* Instructions for the task *
Extract every record, keeping each one exactly as it is.

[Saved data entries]
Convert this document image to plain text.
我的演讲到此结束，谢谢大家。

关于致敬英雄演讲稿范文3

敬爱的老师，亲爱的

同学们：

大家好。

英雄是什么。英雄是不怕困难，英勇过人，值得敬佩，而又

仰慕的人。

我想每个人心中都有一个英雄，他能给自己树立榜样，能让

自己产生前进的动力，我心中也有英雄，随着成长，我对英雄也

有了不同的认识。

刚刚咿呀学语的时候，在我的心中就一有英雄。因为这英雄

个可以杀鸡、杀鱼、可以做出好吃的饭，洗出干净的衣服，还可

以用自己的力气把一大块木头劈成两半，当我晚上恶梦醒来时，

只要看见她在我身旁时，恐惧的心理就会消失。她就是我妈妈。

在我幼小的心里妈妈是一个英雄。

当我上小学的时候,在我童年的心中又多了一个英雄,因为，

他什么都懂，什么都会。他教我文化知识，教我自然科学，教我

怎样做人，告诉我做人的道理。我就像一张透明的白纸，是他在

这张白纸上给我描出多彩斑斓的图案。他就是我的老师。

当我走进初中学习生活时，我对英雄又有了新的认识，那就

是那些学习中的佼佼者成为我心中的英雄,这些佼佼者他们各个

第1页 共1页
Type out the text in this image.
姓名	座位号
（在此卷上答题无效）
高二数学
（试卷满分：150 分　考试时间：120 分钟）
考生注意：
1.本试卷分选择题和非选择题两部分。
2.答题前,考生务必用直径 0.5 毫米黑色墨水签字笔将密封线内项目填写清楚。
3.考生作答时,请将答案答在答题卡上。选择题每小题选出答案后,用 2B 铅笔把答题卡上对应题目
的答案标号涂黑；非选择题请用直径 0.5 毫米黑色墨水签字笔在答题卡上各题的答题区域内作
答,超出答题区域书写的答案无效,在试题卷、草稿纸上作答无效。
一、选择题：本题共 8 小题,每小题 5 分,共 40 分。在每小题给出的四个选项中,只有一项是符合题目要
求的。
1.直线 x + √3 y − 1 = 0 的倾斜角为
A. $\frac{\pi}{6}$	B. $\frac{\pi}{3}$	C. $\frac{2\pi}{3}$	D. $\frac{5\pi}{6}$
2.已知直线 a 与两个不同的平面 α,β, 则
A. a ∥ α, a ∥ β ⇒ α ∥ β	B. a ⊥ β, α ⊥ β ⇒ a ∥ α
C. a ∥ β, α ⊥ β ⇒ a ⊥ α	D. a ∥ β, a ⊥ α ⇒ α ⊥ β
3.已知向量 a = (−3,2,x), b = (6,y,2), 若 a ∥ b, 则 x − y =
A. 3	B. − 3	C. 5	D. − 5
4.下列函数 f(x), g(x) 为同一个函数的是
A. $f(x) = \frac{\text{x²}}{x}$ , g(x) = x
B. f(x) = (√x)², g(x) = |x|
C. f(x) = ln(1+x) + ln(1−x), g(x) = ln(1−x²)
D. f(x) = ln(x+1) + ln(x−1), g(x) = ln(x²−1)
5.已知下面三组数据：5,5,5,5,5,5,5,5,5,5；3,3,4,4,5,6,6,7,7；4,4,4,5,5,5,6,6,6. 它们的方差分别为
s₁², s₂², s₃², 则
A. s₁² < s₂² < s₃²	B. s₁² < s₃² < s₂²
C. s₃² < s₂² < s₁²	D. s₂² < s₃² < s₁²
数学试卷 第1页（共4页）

* Correct result *
Convert this document image to plain text.
我的演讲到此结束，谢谢大家。

关于致敬英雄演讲稿范文3

敬爱的老师，亲爱的

同学们：

大家好。

英雄是什么。英雄是不怕困难，英勇过人，值得敬佩，而又

仰慕的人。

我想每个人心中都有一个英雄，他能给自己树立榜样，能让

自己产生前进的动力，我心中也有英雄，随着成长，我对英雄也

有了不同的认识。

刚刚咿呀学语的时候，在我的心中就一有英雄。因为这英雄

个可以杀鸡、杀鱼、可以做出好吃的饭，洗出干净的衣服，还可

以用自己的力气把一大块木头劈成两半，当我晚上恶梦醒来时，

只要看见她在我身旁时，恐惧的心理就会消失。她就是我妈妈。

在我幼小的心里妈妈是一个英雄。

当我上小学的时候,在我童年的心中又多了一个英雄,因为，

他什么都懂，什么都会。他教我文化知识，教我自然科学，教我

怎样做人，告诉我做人的道理。我就像一张透明的白纸，是他在

这张白纸上给我描出多彩斑斓的图案。他就是我的老师。

当我走进初中学习生活时，我对英雄又有了新的认识，那就

是那些学习中的佼佼者成为我心中的英雄,这些佼佼者他们各个

第1页 共1页
Type out the text in this image.
姓名	座位号
（在此卷上答题无效）
高二数学
（试卷满分：150 分　考试时间：120 分钟）
考生注意：
1.本试卷分选择题和非选择题两部分。
2.答题前,考生务必用直径 0.5 毫米黑色墨水签字笔将密封线内项目填写清楚。
3.考生作答时,请将答案答在答题卡上。选择题每小题选出答案后,用 2B 铅笔把答题卡上对应题目
的答案标号涂黑；非选择题请用直径 0.5 毫米黑色墨水签字笔在答题卡上各题的答题区域内作
答,超出答题区域书写的答案无效,在试题卷、草稿纸上作答无效。
一、选择题：本题共 8 小题,每小题 5 分,共 40 分。在每小题给出的四个选项中,只有一项是符合题目要
求的。
1.直线 x + √3 y − 1 = 0 的倾斜角为
A. $\frac{\pi}{6}$	B. $\frac{\pi}{3}$	C. $\frac{2\pi}{3}$	D. $\frac{5\pi}{6}$
2.已知直线 a 与两个不同的平面 α,β, 则
A. a ∥ α, a ∥ β ⇒ α ∥ β	B. a ⊥ β, α ⊥ β ⇒ a ∥ α
C. a ∥ β, α ⊥ β ⇒ a ⊥ α	D. a ∥ β, a ⊥ α ⇒ α ⊥ β
3.已知向量 a = (−3,2,x), b = (6,y,2), 若 a ∥ b, 则 x − y =
A. 3	B. − 3	C. 5	D. − 5
4.下列函数 f(x), g(x) 为同一个函数的是
A. $f(x) = \frac{\text{x²}}{x}$ , g(x) = x
B. f(x) = (√x)², g(x) = |x|
C. f(x) = ln(1+x) + ln(1−x), g(x) = ln(1−x²)
D. f(x) = ln(x+1) + ln(x−1), g(x) = ln(x²−1)
5.已知下面三组数据：5,5,5,5,5,5,5,5,5,5；3,3,4,4,5,6,6,7,7；4,4,4,5,5,5,6,6,6. 它们的方差分别为
s₁², s₂², s₃², 则
A. s₁² < s₂² < s₃²	B. s₁² < s₃² < s₂²
C. s₃² < s₂² < s₁²	D. s₂² < s₃² < s₁²
数学试卷 第1页（共4页）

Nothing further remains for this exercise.